RAF Alness was a World War II seaplane base established on the coast to the south of Alness, three miles west of Invergordon.
The station was reported to have been in use before the war, when it was known RAF Invergordon, but at that time would have consisted of little more than a slipway and mooring area for the aircraft, and was renamed RAF Alness on February 10, 1943.
The facility was reported to have been in use by the RAF until 1985, and was designated as No 1100 Marine Craft Base Unit from July 1, 1946, until April 1, 1986. When it closed, dozens of Nissen hut bases were reported in the ground, together with a decontamination centre and other buildings still remaining.

_Problem_:
Copy the stretch of the RAF Alness passage from "RAF Alness was" through "February 10, 1943.", substituting "flying boat station" for "seaplane base". Rely solely on the passage about RAF Alness.

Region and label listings

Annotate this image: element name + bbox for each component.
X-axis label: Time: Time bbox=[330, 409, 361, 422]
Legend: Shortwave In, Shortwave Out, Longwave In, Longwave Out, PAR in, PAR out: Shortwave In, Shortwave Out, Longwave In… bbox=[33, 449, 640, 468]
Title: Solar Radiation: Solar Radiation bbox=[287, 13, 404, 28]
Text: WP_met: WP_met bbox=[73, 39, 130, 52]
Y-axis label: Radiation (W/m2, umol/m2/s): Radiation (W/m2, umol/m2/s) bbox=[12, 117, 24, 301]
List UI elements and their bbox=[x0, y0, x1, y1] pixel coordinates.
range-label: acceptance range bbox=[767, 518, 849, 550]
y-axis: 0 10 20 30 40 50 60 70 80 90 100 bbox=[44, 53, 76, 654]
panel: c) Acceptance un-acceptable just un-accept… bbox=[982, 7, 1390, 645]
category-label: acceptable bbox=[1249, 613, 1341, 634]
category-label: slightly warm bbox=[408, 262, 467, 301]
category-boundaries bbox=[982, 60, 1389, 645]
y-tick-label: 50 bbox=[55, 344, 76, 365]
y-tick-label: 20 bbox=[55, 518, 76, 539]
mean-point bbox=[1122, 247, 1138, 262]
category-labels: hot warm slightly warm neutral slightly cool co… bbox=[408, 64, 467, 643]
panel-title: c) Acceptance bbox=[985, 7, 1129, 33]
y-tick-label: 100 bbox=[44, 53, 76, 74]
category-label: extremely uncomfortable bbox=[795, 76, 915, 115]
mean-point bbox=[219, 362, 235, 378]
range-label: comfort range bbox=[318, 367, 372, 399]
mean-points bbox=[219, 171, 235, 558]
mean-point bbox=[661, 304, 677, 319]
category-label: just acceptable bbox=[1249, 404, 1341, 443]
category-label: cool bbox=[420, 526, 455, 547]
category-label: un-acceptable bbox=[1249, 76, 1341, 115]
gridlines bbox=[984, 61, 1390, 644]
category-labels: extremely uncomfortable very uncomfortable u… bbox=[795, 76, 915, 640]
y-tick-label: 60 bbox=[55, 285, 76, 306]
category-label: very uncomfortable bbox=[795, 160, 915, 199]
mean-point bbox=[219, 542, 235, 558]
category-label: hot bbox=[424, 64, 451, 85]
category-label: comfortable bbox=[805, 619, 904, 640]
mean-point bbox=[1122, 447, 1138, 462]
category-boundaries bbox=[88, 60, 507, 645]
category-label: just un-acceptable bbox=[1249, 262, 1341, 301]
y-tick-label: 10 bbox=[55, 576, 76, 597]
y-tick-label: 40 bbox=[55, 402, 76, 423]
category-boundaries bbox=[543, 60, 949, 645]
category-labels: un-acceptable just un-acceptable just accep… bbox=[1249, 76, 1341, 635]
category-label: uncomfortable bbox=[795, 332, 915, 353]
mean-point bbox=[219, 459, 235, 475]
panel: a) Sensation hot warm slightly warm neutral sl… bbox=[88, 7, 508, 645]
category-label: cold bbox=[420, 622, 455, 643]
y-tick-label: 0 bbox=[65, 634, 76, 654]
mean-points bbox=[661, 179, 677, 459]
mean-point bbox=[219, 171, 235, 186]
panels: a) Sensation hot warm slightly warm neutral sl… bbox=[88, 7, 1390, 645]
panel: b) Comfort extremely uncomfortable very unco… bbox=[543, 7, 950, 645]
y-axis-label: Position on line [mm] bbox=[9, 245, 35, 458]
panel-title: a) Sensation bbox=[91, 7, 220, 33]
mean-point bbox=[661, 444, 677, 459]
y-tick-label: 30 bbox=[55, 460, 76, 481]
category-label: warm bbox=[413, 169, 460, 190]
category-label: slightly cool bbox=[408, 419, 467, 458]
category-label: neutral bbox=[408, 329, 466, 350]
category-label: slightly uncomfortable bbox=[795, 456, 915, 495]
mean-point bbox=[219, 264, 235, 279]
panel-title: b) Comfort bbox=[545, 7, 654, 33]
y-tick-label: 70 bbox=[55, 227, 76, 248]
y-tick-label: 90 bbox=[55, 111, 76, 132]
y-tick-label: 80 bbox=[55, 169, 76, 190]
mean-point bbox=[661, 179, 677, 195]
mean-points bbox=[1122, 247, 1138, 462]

_Expected answer_:
RAF Alness was a World War II flying boat station established on the coast to the south of Alness, three miles west of Invergordon.
The station was reported to have been in use before the war, when it was known RAF Invergordon, but at that time would have consisted of little more than a slipway and mooring area for the aircraft, and was renamed RAF Alness on February 10, 1943.